(Records from a data source)

_ _ _ _ _ _ _

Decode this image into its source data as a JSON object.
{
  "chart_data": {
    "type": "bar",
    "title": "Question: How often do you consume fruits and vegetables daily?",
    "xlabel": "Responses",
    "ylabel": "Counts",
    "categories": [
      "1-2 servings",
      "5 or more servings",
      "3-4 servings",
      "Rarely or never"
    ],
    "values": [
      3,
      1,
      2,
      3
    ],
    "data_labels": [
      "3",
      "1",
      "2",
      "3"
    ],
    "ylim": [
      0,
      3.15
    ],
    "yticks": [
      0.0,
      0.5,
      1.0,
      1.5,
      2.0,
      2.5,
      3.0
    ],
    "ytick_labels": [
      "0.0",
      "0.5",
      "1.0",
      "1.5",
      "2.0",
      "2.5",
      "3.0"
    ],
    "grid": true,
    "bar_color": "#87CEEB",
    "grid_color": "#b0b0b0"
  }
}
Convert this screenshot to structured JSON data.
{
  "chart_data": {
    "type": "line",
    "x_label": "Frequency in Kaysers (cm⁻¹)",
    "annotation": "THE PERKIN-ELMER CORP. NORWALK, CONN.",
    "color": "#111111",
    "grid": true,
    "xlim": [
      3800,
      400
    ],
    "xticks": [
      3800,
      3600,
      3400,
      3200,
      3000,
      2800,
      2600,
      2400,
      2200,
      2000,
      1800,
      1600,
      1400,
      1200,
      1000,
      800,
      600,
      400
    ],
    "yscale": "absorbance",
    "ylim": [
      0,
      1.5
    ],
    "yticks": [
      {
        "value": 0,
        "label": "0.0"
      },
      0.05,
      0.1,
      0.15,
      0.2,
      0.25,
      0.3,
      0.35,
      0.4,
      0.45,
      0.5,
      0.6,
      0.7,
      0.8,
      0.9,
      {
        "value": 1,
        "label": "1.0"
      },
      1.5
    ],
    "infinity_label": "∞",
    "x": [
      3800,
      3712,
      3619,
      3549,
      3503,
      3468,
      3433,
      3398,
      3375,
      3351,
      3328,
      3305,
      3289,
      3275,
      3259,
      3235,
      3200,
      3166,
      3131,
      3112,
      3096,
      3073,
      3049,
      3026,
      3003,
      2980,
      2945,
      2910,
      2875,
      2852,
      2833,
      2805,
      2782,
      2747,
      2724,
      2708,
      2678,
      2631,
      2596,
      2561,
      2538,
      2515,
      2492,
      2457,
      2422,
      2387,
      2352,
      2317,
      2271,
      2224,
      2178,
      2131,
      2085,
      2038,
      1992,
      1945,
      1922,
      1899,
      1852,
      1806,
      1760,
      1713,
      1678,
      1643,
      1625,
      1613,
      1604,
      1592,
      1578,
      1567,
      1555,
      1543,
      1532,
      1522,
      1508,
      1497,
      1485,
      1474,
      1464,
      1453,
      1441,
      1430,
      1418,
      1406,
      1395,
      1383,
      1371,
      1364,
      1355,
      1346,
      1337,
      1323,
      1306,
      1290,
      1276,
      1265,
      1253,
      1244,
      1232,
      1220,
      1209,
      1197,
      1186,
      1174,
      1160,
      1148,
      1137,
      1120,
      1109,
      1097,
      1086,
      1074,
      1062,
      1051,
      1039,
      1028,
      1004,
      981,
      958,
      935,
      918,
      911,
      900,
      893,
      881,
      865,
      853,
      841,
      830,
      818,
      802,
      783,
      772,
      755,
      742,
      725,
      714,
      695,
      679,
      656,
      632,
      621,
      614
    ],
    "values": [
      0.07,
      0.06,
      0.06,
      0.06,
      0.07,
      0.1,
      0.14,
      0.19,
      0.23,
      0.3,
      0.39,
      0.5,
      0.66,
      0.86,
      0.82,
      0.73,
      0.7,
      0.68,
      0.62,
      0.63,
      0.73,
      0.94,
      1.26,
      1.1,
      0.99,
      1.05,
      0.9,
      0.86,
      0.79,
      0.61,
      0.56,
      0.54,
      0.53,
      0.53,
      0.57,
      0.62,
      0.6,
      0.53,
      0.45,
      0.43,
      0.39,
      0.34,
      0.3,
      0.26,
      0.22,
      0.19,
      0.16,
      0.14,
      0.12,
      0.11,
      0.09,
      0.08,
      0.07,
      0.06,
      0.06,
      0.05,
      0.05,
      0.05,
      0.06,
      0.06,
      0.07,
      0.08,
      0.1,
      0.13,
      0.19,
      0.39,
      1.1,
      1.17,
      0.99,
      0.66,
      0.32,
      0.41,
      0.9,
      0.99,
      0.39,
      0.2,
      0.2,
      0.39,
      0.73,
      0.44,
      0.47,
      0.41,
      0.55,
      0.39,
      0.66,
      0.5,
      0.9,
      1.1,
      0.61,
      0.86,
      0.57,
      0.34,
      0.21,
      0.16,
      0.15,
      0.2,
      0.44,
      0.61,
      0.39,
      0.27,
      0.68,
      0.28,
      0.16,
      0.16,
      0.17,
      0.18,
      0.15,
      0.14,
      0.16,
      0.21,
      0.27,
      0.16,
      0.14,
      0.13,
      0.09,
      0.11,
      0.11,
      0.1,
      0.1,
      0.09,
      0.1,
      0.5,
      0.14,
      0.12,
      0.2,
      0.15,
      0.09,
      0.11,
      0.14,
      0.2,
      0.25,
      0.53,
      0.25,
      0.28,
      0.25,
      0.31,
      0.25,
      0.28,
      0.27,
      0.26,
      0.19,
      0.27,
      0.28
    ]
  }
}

_ _ _ _ _ _ _

- _EXERCISE PROMPT_
Among the entries, how many lines contain the string "this"? Give the number without anything else.

- _EXERCISE ANSWER_
2